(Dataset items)
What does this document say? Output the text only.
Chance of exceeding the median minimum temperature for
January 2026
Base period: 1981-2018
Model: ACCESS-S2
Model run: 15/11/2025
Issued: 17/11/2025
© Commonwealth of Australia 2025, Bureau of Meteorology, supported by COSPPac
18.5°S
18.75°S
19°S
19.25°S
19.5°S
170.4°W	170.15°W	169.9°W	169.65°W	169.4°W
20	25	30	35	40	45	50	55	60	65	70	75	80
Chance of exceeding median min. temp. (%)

● GIVEN EXERCISE
Copy each line of the data above that holds "Chance".

● RESULT
Chance of exceeding the median minimum temperature for
Chance of exceeding median min. temp. (%)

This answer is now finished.